→ DO THIS: Identify each line below that contains the word "type", and copy it out.

— START OF DATASET EXTRACT —

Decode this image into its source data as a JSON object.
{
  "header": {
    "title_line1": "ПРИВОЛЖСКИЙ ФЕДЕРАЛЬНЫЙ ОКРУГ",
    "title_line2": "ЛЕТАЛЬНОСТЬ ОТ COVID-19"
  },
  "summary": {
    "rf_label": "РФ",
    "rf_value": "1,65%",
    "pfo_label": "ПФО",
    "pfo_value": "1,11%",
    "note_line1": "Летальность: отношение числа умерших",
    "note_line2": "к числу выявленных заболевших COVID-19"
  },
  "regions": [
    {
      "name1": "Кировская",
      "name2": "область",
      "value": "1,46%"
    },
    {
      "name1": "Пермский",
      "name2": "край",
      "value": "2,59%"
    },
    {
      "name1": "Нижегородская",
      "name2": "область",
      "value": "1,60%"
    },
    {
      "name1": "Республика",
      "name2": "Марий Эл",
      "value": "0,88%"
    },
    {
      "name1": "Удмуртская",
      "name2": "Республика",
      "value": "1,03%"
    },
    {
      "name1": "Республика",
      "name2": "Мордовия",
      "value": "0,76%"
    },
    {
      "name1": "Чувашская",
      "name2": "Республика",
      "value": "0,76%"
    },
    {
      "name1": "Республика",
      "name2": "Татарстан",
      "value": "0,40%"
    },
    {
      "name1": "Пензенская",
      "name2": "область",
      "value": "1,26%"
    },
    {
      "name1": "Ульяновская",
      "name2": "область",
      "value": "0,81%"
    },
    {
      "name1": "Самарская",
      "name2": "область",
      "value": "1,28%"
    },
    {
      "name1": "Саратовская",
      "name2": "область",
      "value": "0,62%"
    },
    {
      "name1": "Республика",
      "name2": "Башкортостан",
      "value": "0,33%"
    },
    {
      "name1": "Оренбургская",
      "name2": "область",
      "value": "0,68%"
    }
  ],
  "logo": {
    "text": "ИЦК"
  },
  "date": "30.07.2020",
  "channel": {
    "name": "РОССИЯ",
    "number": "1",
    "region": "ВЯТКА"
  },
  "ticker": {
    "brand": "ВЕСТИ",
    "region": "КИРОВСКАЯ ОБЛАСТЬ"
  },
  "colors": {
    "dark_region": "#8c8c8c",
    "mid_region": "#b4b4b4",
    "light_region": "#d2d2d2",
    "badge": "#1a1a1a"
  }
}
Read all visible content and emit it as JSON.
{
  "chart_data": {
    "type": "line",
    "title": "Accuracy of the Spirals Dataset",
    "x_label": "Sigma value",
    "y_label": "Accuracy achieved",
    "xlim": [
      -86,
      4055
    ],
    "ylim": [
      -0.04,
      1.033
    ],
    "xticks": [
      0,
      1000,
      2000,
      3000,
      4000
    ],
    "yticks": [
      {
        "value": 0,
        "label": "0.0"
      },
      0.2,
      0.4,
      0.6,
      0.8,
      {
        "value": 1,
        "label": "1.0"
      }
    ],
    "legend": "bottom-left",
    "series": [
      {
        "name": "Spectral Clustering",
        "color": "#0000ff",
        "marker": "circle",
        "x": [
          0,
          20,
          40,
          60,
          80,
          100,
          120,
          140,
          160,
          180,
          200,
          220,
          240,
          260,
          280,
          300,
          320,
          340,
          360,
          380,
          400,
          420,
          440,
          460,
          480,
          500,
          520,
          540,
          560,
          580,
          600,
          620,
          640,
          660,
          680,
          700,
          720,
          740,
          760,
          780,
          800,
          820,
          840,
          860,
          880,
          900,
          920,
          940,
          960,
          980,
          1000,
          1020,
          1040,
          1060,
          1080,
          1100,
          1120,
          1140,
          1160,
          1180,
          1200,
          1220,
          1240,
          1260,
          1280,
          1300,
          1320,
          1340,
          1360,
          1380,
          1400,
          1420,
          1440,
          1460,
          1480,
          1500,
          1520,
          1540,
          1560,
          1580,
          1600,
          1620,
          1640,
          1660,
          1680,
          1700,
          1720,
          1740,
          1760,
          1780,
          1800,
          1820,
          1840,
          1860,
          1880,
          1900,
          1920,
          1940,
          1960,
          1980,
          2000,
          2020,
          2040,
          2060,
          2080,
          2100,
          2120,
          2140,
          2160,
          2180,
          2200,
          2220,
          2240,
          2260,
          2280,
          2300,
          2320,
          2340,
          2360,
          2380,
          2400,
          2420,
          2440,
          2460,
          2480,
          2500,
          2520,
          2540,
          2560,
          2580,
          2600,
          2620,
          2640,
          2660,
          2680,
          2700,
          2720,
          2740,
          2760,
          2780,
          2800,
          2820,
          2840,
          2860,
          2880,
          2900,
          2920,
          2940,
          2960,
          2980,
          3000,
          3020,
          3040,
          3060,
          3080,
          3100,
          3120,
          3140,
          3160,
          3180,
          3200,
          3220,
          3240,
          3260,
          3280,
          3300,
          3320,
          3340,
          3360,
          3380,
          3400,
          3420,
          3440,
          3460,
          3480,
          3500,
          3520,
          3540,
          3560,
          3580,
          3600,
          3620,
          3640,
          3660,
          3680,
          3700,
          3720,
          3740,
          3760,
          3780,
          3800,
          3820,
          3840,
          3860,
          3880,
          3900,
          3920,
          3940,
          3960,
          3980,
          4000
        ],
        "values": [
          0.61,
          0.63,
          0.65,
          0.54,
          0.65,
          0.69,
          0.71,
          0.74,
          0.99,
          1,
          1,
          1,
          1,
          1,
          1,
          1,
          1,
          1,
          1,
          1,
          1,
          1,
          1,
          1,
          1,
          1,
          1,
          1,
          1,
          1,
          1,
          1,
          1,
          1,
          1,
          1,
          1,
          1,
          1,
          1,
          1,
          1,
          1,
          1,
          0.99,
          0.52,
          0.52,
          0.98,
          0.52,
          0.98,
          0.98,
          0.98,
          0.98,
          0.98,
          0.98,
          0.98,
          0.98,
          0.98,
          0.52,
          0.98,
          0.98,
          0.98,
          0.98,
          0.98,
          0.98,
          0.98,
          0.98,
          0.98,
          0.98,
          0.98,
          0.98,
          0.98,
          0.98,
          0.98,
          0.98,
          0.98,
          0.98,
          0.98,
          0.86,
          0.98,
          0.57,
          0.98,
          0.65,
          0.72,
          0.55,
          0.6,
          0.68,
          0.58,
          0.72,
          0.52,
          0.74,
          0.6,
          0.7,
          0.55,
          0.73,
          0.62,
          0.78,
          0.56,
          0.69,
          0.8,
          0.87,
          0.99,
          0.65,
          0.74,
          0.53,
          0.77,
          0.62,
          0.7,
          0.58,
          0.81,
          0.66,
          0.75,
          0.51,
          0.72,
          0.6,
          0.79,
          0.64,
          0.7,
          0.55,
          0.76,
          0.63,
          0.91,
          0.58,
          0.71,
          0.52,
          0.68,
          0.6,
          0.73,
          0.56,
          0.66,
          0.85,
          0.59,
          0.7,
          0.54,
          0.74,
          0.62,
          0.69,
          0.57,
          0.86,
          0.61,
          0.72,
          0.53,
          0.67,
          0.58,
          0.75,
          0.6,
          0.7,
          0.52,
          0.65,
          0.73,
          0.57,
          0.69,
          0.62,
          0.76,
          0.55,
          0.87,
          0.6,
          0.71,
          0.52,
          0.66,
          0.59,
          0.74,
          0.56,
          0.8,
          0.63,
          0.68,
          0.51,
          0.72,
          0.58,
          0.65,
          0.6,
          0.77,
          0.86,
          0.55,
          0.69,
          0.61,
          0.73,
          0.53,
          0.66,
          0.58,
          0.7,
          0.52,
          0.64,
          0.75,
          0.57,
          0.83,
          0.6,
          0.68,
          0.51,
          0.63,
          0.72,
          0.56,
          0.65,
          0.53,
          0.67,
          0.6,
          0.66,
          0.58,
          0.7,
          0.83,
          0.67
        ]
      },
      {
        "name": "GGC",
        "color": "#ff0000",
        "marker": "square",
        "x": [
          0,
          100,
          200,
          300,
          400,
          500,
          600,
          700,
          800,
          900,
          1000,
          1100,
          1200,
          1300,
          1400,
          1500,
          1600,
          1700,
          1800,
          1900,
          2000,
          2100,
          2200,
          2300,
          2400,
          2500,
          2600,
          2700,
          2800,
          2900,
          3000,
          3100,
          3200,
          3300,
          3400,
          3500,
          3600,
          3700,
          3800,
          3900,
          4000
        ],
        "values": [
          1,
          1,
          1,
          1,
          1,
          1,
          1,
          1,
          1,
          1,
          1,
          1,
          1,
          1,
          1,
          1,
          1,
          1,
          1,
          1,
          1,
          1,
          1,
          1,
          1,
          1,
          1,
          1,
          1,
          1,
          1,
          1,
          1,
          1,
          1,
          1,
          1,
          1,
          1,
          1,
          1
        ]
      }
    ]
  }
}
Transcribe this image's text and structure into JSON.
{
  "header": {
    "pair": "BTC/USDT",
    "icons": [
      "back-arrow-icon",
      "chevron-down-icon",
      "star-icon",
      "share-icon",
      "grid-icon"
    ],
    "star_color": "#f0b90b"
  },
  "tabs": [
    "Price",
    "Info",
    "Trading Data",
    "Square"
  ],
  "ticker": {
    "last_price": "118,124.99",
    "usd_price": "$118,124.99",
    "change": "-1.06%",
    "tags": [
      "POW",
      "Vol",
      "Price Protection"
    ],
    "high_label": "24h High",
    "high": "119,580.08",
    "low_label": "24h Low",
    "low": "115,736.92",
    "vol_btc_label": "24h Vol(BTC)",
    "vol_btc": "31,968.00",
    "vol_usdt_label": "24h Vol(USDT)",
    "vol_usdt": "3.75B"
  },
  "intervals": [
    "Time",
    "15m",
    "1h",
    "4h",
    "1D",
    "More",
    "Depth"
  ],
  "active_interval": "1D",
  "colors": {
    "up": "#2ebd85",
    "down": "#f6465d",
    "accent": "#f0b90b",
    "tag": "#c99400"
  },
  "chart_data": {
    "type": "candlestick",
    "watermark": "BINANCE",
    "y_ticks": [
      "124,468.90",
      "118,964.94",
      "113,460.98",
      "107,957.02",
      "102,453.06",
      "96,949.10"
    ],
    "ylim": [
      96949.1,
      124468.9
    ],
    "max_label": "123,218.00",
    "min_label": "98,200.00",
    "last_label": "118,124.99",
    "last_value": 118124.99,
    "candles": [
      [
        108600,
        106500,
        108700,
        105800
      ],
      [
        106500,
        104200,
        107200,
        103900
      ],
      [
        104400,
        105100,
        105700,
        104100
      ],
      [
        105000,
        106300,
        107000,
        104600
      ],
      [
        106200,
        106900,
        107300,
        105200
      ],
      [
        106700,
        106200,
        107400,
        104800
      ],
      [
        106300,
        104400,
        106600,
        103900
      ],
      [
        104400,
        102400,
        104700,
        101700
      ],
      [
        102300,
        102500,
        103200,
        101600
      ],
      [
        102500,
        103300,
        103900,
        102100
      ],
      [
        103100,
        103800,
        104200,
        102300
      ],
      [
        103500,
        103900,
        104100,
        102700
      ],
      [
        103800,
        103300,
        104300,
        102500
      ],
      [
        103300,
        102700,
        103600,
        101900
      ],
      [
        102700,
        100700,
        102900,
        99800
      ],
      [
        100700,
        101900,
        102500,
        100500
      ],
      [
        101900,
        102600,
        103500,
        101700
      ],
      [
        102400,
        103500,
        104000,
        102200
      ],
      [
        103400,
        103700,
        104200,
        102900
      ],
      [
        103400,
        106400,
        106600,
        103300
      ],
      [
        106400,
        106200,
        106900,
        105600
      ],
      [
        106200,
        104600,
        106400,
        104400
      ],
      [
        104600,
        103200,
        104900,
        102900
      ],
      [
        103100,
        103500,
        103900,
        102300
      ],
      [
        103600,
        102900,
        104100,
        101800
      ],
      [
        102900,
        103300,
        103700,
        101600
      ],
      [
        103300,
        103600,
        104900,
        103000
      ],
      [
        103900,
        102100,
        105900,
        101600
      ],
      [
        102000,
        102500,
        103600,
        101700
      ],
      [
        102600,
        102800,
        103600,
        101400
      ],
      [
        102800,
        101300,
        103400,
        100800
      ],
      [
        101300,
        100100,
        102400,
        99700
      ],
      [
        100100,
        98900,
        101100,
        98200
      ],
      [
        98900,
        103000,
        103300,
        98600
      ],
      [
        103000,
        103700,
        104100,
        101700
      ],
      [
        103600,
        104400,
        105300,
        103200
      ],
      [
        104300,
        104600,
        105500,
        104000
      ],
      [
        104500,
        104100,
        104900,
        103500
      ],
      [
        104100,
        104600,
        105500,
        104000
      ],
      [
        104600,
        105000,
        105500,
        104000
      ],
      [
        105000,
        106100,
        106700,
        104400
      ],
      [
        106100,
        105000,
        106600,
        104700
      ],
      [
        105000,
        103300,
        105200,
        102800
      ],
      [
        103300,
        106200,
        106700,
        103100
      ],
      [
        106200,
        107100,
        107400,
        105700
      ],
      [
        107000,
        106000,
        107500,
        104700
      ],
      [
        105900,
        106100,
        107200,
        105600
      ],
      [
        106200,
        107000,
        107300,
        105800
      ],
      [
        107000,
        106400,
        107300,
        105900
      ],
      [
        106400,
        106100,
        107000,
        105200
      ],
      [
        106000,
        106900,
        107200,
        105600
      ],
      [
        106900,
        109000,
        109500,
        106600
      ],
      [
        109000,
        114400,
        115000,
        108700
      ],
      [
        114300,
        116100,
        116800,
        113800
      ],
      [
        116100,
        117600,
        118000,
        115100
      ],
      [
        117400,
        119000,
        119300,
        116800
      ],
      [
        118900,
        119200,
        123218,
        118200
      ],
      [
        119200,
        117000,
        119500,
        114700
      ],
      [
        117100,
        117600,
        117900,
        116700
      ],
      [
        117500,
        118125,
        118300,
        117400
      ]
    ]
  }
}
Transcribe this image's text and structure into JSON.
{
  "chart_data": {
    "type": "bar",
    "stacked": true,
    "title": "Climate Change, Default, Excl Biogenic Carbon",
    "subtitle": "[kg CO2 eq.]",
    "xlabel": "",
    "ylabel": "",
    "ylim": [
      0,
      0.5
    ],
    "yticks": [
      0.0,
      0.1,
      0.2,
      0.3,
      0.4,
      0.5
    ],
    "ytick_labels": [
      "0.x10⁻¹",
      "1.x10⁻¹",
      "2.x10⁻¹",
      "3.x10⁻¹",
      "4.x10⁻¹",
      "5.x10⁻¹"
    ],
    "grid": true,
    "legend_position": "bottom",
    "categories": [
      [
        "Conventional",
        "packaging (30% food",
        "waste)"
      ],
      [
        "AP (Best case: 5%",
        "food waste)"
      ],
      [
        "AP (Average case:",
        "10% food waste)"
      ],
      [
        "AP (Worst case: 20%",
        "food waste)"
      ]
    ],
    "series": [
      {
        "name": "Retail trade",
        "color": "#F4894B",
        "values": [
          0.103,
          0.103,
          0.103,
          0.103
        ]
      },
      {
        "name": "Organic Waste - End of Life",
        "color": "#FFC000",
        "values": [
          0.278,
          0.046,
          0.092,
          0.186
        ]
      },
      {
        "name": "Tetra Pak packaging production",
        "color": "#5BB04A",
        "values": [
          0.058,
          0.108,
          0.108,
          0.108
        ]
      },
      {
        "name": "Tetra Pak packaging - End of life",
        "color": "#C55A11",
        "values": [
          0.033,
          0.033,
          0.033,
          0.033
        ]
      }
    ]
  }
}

— END OF DATASET EXTRACT —

→ IN RESPONSE:
    "type": "line",
    "type": "candlestick",
    "type": "bar",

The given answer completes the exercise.